▸ **Given exercise**
Locate all lines in the data below that hold "board" and show them.

Data records
-.-.-
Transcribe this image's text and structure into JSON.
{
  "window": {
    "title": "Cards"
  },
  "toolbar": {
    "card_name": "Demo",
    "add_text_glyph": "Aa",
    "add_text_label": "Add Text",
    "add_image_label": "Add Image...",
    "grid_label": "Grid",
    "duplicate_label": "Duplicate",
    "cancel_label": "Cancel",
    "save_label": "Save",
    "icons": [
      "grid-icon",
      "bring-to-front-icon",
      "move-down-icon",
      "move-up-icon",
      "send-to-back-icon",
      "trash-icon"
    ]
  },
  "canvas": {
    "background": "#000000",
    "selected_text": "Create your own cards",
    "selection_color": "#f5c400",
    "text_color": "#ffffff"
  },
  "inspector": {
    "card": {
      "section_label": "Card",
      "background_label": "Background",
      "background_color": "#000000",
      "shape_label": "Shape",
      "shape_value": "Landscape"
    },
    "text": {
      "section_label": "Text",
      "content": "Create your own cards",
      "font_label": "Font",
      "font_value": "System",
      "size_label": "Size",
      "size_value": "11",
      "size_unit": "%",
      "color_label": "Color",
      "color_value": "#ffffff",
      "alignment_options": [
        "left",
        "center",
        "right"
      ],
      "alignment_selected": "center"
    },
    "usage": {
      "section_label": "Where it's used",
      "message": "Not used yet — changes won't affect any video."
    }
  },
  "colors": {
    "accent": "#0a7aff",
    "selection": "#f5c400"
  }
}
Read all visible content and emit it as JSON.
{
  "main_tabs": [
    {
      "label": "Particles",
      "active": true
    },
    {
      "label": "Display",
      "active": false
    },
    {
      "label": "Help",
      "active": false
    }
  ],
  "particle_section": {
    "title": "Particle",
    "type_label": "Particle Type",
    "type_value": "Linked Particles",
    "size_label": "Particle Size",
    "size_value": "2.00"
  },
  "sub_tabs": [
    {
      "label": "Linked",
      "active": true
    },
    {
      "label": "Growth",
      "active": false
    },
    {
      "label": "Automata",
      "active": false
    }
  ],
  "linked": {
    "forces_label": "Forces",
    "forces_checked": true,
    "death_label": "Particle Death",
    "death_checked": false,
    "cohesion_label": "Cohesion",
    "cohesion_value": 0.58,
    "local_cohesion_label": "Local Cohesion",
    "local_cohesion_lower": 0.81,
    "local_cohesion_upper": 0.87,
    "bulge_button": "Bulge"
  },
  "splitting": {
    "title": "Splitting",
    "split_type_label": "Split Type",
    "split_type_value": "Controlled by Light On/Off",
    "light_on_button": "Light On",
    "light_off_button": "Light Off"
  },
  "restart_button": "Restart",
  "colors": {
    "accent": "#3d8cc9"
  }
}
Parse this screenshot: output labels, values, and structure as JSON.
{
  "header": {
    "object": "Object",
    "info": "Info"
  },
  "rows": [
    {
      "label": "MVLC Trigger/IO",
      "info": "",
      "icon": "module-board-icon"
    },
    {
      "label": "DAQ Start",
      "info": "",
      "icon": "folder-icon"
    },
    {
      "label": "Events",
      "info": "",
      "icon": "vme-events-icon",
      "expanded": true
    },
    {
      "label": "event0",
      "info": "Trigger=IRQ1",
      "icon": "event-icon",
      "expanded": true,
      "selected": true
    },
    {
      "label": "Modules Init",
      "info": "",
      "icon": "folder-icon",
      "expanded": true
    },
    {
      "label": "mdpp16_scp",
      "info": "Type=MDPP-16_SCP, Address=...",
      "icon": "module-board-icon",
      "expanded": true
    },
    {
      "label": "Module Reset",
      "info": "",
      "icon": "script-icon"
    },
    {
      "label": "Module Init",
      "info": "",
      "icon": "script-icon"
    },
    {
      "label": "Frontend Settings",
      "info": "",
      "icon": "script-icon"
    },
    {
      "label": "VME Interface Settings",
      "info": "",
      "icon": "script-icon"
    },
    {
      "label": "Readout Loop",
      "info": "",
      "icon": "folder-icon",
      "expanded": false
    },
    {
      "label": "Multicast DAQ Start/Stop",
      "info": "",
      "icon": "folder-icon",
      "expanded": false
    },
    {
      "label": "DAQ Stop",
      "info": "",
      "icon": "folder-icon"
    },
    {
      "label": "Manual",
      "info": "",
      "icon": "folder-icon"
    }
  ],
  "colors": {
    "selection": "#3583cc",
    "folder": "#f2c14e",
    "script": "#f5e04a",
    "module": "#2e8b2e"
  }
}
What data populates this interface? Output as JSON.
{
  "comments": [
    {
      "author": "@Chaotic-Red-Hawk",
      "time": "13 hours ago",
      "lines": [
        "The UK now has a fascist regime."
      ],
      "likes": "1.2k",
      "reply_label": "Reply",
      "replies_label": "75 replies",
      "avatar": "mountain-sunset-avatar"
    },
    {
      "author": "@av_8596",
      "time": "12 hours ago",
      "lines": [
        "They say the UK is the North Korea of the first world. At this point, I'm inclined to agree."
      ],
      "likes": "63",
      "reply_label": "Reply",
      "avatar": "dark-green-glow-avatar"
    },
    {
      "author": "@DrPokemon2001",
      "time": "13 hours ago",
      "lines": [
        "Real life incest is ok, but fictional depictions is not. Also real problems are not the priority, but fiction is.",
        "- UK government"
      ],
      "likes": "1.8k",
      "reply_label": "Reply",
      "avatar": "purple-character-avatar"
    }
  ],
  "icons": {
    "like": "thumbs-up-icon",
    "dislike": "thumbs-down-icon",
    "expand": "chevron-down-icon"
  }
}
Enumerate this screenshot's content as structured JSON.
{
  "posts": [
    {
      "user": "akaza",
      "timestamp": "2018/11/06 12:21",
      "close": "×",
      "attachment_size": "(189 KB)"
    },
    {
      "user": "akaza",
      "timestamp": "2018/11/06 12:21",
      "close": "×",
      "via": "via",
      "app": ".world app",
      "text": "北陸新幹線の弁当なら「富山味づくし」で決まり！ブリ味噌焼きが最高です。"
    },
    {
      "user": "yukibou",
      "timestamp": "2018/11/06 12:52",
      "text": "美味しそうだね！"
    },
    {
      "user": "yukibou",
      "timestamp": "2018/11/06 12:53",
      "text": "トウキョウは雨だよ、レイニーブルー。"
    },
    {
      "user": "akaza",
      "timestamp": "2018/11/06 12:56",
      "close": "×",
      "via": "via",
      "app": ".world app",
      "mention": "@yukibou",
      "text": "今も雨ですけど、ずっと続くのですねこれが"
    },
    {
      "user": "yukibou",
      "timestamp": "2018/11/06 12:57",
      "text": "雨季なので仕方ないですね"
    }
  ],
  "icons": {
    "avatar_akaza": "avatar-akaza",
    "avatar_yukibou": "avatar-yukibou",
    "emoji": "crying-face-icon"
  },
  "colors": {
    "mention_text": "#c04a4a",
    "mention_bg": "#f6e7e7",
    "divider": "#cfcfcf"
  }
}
-.-.-
▸ **Written answer**
      "icon": "module-board-icon"
      "icon": "module-board-icon",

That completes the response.